## begin Data to use

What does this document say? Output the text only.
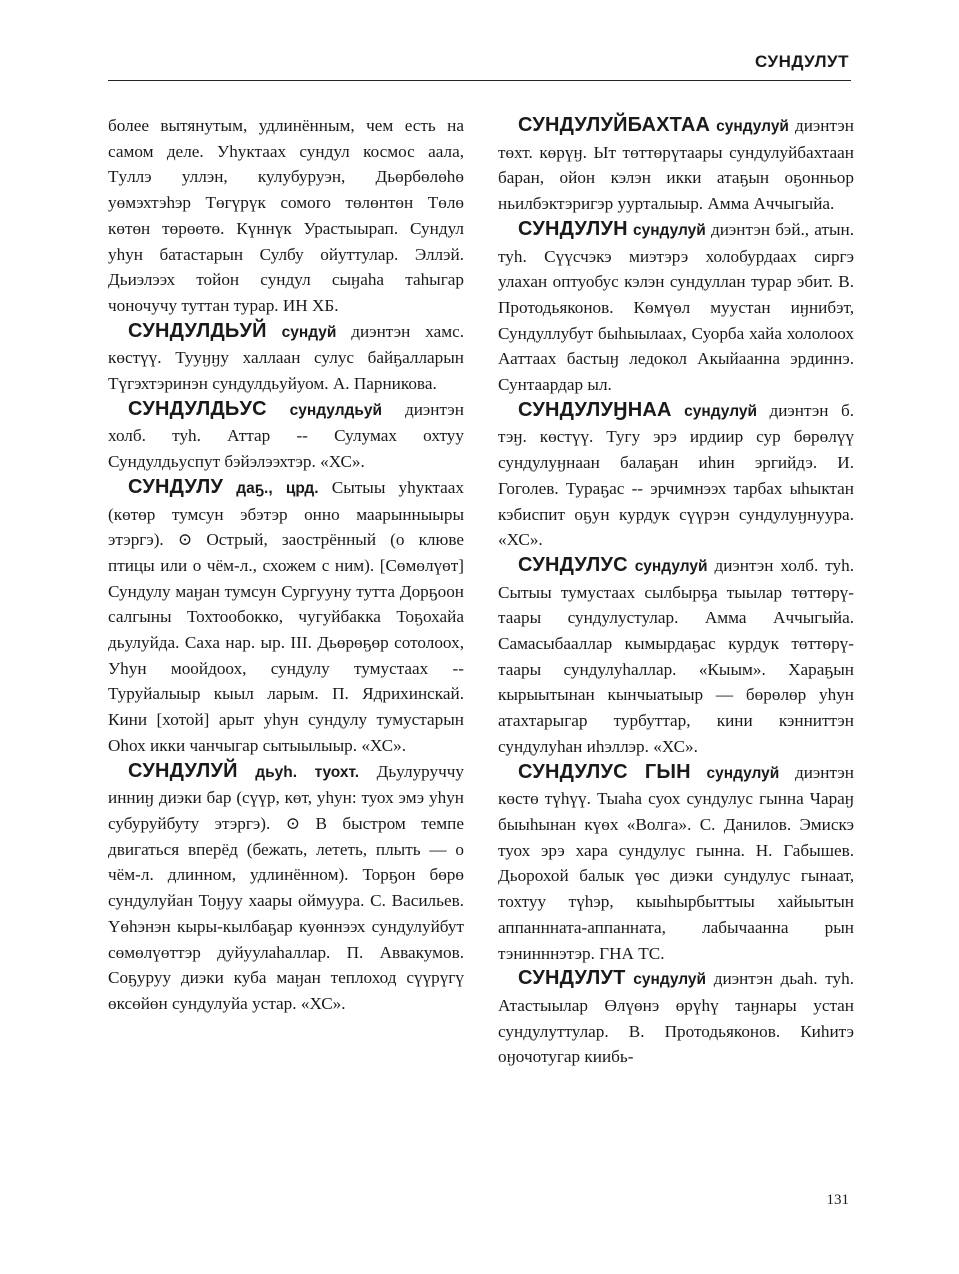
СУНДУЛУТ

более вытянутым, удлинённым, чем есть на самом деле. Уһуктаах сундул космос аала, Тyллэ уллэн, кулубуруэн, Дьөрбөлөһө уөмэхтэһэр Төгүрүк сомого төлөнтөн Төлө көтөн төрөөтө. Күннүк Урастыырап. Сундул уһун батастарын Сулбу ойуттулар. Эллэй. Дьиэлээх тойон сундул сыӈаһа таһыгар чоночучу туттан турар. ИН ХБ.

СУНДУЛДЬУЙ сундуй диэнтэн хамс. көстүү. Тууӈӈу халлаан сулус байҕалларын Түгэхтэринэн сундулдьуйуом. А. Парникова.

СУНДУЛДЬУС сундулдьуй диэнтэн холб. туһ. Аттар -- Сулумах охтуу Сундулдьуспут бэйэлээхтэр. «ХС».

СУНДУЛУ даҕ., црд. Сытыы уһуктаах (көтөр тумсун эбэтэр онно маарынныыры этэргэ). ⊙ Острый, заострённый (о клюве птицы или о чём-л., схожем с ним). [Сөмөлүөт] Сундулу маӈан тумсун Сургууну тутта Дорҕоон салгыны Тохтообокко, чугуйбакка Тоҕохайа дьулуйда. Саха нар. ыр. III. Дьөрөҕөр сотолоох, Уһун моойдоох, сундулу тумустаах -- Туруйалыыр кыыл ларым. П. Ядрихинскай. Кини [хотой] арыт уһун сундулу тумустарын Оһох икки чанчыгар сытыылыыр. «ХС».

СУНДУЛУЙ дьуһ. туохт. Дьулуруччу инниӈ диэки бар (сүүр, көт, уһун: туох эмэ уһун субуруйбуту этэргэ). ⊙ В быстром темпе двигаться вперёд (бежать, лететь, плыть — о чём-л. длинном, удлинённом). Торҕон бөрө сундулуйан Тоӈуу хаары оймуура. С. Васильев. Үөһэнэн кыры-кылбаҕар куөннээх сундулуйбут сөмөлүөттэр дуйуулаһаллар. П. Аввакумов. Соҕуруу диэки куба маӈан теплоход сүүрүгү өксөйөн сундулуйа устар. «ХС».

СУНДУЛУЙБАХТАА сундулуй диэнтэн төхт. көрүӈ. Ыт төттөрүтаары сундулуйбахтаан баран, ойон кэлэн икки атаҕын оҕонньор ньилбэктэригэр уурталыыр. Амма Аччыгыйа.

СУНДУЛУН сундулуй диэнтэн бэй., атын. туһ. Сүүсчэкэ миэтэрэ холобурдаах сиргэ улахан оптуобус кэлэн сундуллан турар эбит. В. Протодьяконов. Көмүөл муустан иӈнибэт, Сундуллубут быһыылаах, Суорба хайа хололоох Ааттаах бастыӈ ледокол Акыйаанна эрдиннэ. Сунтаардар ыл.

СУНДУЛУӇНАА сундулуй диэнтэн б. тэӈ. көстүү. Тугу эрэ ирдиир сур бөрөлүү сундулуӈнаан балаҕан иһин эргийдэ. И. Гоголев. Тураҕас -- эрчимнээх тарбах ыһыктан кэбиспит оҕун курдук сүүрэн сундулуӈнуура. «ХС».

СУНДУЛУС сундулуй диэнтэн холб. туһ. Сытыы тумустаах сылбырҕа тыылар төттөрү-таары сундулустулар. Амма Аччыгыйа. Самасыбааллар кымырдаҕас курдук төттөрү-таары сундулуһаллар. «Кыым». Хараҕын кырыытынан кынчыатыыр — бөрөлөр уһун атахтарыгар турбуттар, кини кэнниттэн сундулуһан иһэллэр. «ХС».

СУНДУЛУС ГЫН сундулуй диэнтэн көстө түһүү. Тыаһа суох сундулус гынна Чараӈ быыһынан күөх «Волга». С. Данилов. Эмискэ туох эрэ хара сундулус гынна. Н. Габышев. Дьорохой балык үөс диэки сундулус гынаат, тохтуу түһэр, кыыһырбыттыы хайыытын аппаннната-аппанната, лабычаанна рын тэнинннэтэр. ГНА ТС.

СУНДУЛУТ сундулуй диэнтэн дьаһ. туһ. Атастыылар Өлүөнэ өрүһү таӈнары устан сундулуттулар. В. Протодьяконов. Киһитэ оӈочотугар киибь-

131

## end Data to use

(Stated goal): Every record above should be transcribed exactly; the pictures stay out of the copy.

(Exercise solution):
What does this document say? Output the text only.
СУНДУЛУТ

более вытянутым, удлинённым, чем есть на самом деле. Уһуктаах сундул космос аала, Тyллэ уллэн, кулубуруэн, Дьөрбөлөһө уөмэхтэһэр Төгүрүк сомого төлөнтөн Төлө көтөн төрөөтө. Күннүк Урастыырап. Сундул уһун батастарын Сулбу ойуттулар. Эллэй. Дьиэлээх тойон сундул сыӈаһа таһыгар чоночучу туттан турар. ИН ХБ.

СУНДУЛДЬУЙ сундуй диэнтэн хамс. көстүү. Тууӈӈу халлаан сулус байҕалларын Түгэхтэринэн сундулдьуйуом. А. Парникова.

СУНДУЛДЬУС сундулдьуй диэнтэн холб. туһ. Аттар -- Сулумах охтуу Сундулдьуспут бэйэлээхтэр. «ХС».

СУНДУЛУ даҕ., црд. Сытыы уһуктаах (көтөр тумсун эбэтэр онно маарынныыры этэргэ). ⊙ Острый, заострённый (о клюве птицы или о чём-л., схожем с ним). [Сөмөлүөт] Сундулу маӈан тумсун Сургууну тутта Дорҕоон салгыны Тохтообокко, чугуйбакка Тоҕохайа дьулуйда. Саха нар. ыр. III. Дьөрөҕөр сотолоох, Уһун моойдоох, сундулу тумустаах -- Туруйалыыр кыыл ларым. П. Ядрихинскай. Кини [хотой] арыт уһун сундулу тумустарын Оһох икки чанчыгар сытыылыыр. «ХС».

СУНДУЛУЙ дьуһ. туохт. Дьулуруччу инниӈ диэки бар (сүүр, көт, уһун: туох эмэ уһун субуруйбуту этэргэ). ⊙ В быстром темпе двигаться вперёд (бежать, лететь, плыть — о чём-л. длинном, удлинённом). Торҕон бөрө сундулуйан Тоӈуу хаары оймуура. С. Васильев. Үөһэнэн кыры-кылбаҕар куөннээх сундулуйбут сөмөлүөттэр дуйуулаһаллар. П. Аввакумов. Соҕуруу диэки куба маӈан теплоход сүүрүгү өксөйөн сундулуйа устар. «ХС».

СУНДУЛУЙБАХТАА сундулуй диэнтэн төхт. көрүӈ. Ыт төттөрүтаары сундулуйбахтаан баран, ойон кэлэн икки атаҕын оҕонньор ньилбэктэригэр уурталыыр. Амма Аччыгыйа.

СУНДУЛУН сундулуй диэнтэн бэй., атын. туһ. Сүүсчэкэ миэтэрэ холобурдаах сиргэ улахан оптуобус кэлэн сундуллан турар эбит. В. Протодьяконов. Көмүөл муустан иӈнибэт, Сундуллубут быһыылаах, Суорба хайа хололоох Ааттаах бастыӈ ледокол Акыйаанна эрдиннэ. Сунтаардар ыл.

СУНДУЛУӇНАА сундулуй диэнтэн б. тэӈ. көстүү. Тугу эрэ ирдиир сур бөрөлүү сундулуӈнаан балаҕан иһин эргийдэ. И. Гоголев. Тураҕас -- эрчимнээх тарбах ыһыктан кэбиспит оҕун курдук сүүрэн сундулуӈнуура. «ХС».

СУНДУЛУС сундулуй диэнтэн холб. туһ. Сытыы тумустаах сылбырҕа тыылар төттөрү-таары сундулустулар. Амма Аччыгыйа. Самасыбааллар кымырдаҕас курдук төттөрү-таары сундулуһаллар. «Кыым». Хараҕын кырыытынан кынчыатыыр — бөрөлөр уһун атахтарыгар турбуттар, кини кэнниттэн сундулуһан иһэллэр. «ХС».

СУНДУЛУС ГЫН сундулуй диэнтэн көстө түһүү. Тыаһа суох сундулус гынна Чараӈ быыһынан күөх «Волга». С. Данилов. Эмискэ туох эрэ хара сундулус гынна. Н. Габышев. Дьорохой балык үөс диэки сундулус гынаат, тохтуу түһэр, кыыһырбыттыы хайыытын аппаннната-аппанната, лабычаанна рын тэнинннэтэр. ГНА ТС.

СУНДУЛУТ сундулуй диэнтэн дьаһ. туһ. Атастыылар Өлүөнэ өрүһү таӈнары устан сундулуттулар. В. Протодьяконов. Киһитэ оӈочотугар киибь-

131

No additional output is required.